━━━ INFORMATION PROVIDED ━━━

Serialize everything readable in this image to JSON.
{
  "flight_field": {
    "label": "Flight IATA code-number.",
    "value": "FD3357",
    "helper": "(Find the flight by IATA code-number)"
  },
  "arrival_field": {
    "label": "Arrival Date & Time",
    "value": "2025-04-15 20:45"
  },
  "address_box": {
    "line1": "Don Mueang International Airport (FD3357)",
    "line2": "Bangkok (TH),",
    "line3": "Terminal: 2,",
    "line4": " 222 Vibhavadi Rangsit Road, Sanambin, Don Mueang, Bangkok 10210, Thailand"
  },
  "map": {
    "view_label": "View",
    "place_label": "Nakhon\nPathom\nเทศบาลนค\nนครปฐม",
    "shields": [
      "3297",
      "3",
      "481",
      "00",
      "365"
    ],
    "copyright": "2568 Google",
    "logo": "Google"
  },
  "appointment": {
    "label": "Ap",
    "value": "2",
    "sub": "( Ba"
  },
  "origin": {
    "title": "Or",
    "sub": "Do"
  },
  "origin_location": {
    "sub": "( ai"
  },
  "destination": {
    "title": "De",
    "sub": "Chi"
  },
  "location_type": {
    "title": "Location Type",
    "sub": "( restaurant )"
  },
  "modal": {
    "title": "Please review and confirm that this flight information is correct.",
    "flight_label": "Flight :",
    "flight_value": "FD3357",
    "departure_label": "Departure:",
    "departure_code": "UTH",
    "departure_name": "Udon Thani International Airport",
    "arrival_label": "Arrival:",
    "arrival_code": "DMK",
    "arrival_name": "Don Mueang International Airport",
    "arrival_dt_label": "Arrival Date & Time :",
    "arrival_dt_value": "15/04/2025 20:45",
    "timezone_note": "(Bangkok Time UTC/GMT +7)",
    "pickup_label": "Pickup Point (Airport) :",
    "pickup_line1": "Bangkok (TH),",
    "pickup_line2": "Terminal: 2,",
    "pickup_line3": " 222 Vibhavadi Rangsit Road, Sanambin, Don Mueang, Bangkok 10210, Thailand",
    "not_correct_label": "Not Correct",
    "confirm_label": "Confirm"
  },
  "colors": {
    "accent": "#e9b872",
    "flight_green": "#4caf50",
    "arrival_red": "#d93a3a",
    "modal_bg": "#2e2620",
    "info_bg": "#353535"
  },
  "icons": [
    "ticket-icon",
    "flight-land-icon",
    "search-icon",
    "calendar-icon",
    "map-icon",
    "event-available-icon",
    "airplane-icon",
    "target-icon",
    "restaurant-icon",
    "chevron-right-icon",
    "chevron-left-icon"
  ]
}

━━━

* _STATED GOAL_: Your task is to reproduce the whole listing exactly.

* _SOLUTION_:
Serialize everything readable in this image to JSON.
{
  "flight_field": {
    "label": "Flight IATA code-number.",
    "value": "FD3357",
    "helper": "(Find the flight by IATA code-number)"
  },
  "arrival_field": {
    "label": "Arrival Date & Time",
    "value": "2025-04-15 20:45"
  },
  "address_box": {
    "line1": "Don Mueang International Airport (FD3357)",
    "line2": "Bangkok (TH),",
    "line3": "Terminal: 2,",
    "line4": " 222 Vibhavadi Rangsit Road, Sanambin, Don Mueang, Bangkok 10210, Thailand"
  },
  "map": {
    "view_label": "View",
    "place_label": "Nakhon\nPathom\nเทศบาลนค\nนครปฐม",
    "shields": [
      "3297",
      "3",
      "481",
      "00",
      "365"
    ],
    "copyright": "2568 Google",
    "logo": "Google"
  },
  "appointment": {
    "label": "Ap",
    "value": "2",
    "sub": "( Ba"
  },
  "origin": {
    "title": "Or",
    "sub": "Do"
  },
  "origin_location": {
    "sub": "( ai"
  },
  "destination": {
    "title": "De",
    "sub": "Chi"
  },
  "location_type": {
    "title": "Location Type",
    "sub": "( restaurant )"
  },
  "modal": {
    "title": "Please review and confirm that this flight information is correct.",
    "flight_label": "Flight :",
    "flight_value": "FD3357",
    "departure_label": "Departure:",
    "departure_code": "UTH",
    "departure_name": "Udon Thani International Airport",
    "arrival_label": "Arrival:",
    "arrival_code": "DMK",
    "arrival_name": "Don Mueang International Airport",
    "arrival_dt_label": "Arrival Date & Time :",
    "arrival_dt_value": "15/04/2025 20:45",
    "timezone_note": "(Bangkok Time UTC/GMT +7)",
    "pickup_label": "Pickup Point (Airport) :",
    "pickup_line1": "Bangkok (TH),",
    "pickup_line2": "Terminal: 2,",
    "pickup_line3": " 222 Vibhavadi Rangsit Road, Sanambin, Don Mueang, Bangkok 10210, Thailand",
    "not_correct_label": "Not Correct",
    "confirm_label": "Confirm"
  },
  "colors": {
    "accent": "#e9b872",
    "flight_green": "#4caf50",
    "arrival_red": "#d93a3a",
    "modal_bg": "#2e2620",
    "info_bg": "#353535"
  },
  "icons": [
    "ticket-icon",
    "flight-land-icon",
    "search-icon",
    "calendar-icon",
    "map-icon",
    "event-available-icon",
    "airplane-icon",
    "target-icon",
    "restaurant-icon",
    "chevron-right-icon",
    "chevron-left-icon"
  ]
}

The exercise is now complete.